▶ INSTRUCTIONS FOR THE TASK
Transcribe every entry word for word. Skip the pictures.

"""

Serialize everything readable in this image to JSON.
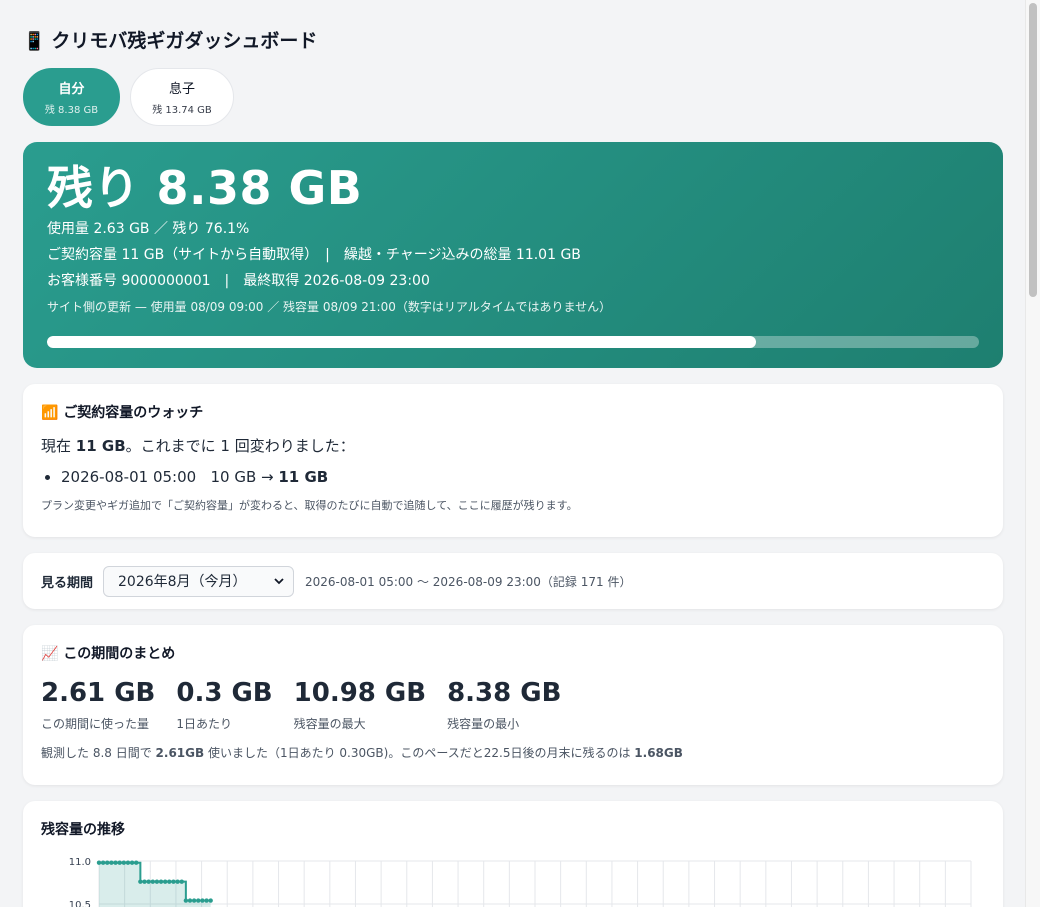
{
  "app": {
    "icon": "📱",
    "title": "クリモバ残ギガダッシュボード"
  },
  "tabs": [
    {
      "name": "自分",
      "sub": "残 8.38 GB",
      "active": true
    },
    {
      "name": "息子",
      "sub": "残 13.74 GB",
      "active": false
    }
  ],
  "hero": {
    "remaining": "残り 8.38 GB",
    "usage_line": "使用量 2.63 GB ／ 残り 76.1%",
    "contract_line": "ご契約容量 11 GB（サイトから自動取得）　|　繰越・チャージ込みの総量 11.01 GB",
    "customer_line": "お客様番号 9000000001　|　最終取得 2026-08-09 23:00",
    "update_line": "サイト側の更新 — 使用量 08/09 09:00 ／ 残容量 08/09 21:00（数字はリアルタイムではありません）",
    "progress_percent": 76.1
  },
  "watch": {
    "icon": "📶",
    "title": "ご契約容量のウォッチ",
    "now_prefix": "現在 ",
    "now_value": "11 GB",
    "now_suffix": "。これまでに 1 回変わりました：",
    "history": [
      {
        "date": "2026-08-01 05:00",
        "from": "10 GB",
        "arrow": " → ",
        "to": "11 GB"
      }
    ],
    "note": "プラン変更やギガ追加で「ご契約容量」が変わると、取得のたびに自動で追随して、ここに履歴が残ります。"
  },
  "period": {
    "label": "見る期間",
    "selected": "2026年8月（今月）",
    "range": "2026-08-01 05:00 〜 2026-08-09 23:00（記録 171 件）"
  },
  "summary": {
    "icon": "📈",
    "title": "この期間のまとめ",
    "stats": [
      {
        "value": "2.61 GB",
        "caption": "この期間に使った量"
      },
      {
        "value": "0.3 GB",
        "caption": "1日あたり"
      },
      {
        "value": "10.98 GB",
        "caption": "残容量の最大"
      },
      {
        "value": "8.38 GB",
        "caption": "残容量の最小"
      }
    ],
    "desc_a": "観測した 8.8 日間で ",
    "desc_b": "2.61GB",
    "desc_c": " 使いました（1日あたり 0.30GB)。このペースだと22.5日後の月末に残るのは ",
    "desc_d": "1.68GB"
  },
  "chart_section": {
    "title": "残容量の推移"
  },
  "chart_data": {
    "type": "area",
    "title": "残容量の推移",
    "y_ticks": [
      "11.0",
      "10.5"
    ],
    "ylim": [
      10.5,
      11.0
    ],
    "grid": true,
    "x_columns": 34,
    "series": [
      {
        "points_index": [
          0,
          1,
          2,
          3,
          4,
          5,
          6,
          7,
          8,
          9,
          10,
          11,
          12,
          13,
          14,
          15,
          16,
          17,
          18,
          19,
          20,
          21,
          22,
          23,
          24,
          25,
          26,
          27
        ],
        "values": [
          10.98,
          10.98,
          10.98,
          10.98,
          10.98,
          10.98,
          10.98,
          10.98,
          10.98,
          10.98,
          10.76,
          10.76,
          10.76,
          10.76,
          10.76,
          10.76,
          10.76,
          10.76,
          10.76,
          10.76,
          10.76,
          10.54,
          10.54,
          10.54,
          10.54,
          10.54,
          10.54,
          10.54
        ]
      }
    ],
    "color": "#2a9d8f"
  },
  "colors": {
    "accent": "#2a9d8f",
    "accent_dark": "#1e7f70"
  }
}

"""

▶ SOLUTION FOR THIS PROBLEM
Serialize everything readable in this image to JSON.
{
  "app": {
    "icon": "📱",
    "title": "クリモバ残ギガダッシュボード"
  },
  "tabs": [
    {
      "name": "自分",
      "sub": "残 8.38 GB",
      "active": true
    },
    {
      "name": "息子",
      "sub": "残 13.74 GB",
      "active": false
    }
  ],
  "hero": {
    "remaining": "残り 8.38 GB",
    "usage_line": "使用量 2.63 GB ／ 残り 76.1%",
    "contract_line": "ご契約容量 11 GB（サイトから自動取得）　|　繰越・チャージ込みの総量 11.01 GB",
    "customer_line": "お客様番号 9000000001　|　最終取得 2026-08-09 23:00",
    "update_line": "サイト側の更新 — 使用量 08/09 09:00 ／ 残容量 08/09 21:00（数字はリアルタイムではありません）",
    "progress_percent": 76.1
  },
  "watch": {
    "icon": "📶",
    "title": "ご契約容量のウォッチ",
    "now_prefix": "現在 ",
    "now_value": "11 GB",
    "now_suffix": "。これまでに 1 回変わりました：",
    "history": [
      {
        "date": "2026-08-01 05:00",
        "from": "10 GB",
        "arrow": " → ",
        "to": "11 GB"
      }
    ],
    "note": "プラン変更やギガ追加で「ご契約容量」が変わると、取得のたびに自動で追随して、ここに履歴が残ります。"
  },
  "period": {
    "label": "見る期間",
    "selected": "2026年8月（今月）",
    "range": "2026-08-01 05:00 〜 2026-08-09 23:00（記録 171 件）"
  },
  "summary": {
    "icon": "📈",
    "title": "この期間のまとめ",
    "stats": [
      {
        "value": "2.61 GB",
        "caption": "この期間に使った量"
      },
      {
        "value": "0.3 GB",
        "caption": "1日あたり"
      },
      {
        "value": "10.98 GB",
        "caption": "残容量の最大"
      },
      {
        "value": "8.38 GB",
        "caption": "残容量の最小"
      }
    ],
    "desc_a": "観測した 8.8 日間で ",
    "desc_b": "2.61GB",
    "desc_c": " 使いました（1日あたり 0.30GB)。このペースだと22.5日後の月末に残るのは ",
    "desc_d": "1.68GB"
  },
  "chart_section": {
    "title": "残容量の推移"
  },
  "chart_data": {
    "type": "area",
    "title": "残容量の推移",
    "y_ticks": [
      "11.0",
      "10.5"
    ],
    "ylim": [
      10.5,
      11.0
    ],
    "grid": true,
    "x_columns": 34,
    "series": [
      {
        "points_index": [
          0,
          1,
          2,
          3,
          4,
          5,
          6,
          7,
          8,
          9,
          10,
          11,
          12,
          13,
          14,
          15,
          16,
          17,
          18,
          19,
          20,
          21,
          22,
          23,
          24,
          25,
          26,
          27
        ],
        "values": [
          10.98,
          10.98,
          10.98,
          10.98,
          10.98,
          10.98,
          10.98,
          10.98,
          10.98,
          10.98,
          10.76,
          10.76,
          10.76,
          10.76,
          10.76,
          10.76,
          10.76,
          10.76,
          10.76,
          10.76,
          10.76,
          10.54,
          10.54,
          10.54,
          10.54,
          10.54,
          10.54,
          10.54
        ]
      }
    ],
    "color": "#2a9d8f"
  },
  "colors": {
    "accent": "#2a9d8f",
    "accent_dark": "#1e7f70"
  }
}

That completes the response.